## Brief
From the records, pick out and copy each line containing "Deckel".

Dataset records section start

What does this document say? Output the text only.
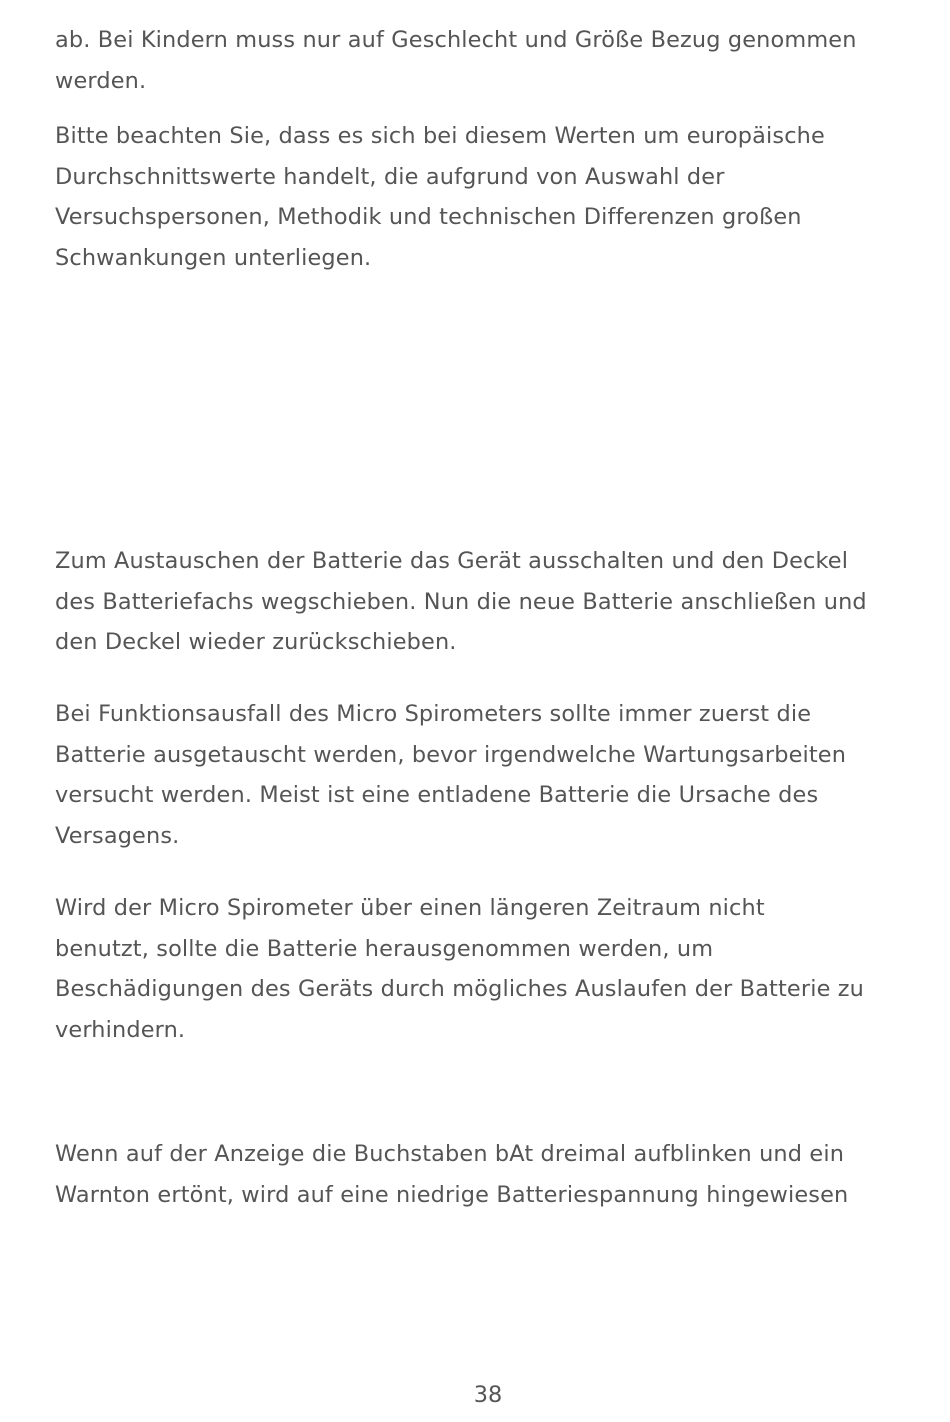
ab. Bei Kindern muss nur auf Geschlecht und Größe Bezug genommen
werden.

Bitte beachten Sie, dass es sich bei diesem Werten um europäische
Durchschnittswerte handelt, die aufgrund von Auswahl der
Versuchspersonen, Methodik und technischen Differenzen großen
Schwankungen unterliegen.

Zum Austauschen der Batterie das Gerät ausschalten und den Deckel
des Batteriefachs wegschieben. Nun die neue Batterie anschließen und
den Deckel wieder zurückschieben.

Bei Funktionsausfall des Micro Spirometers sollte immer zuerst die
Batterie ausgetauscht werden, bevor irgendwelche Wartungsarbeiten
versucht werden. Meist ist eine entladene Batterie die Ursache des
Versagens.

Wird der Micro Spirometer über einen längeren Zeitraum nicht
benutzt, sollte die Batterie herausgenommen werden, um
Beschädigungen des Geräts durch mögliches Auslaufen der Batterie zu
verhindern.

Wenn auf der Anzeige die Buchstaben bAt dreimal aufblinken und ein
Warnton ertönt, wird auf eine niedrige Batteriespannung hingewiesen

38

Dataset records section end

## Response to the exercise
Zum Austauschen der Batterie das Gerät ausschalten und den Deckel
den Deckel wieder zurückschieben.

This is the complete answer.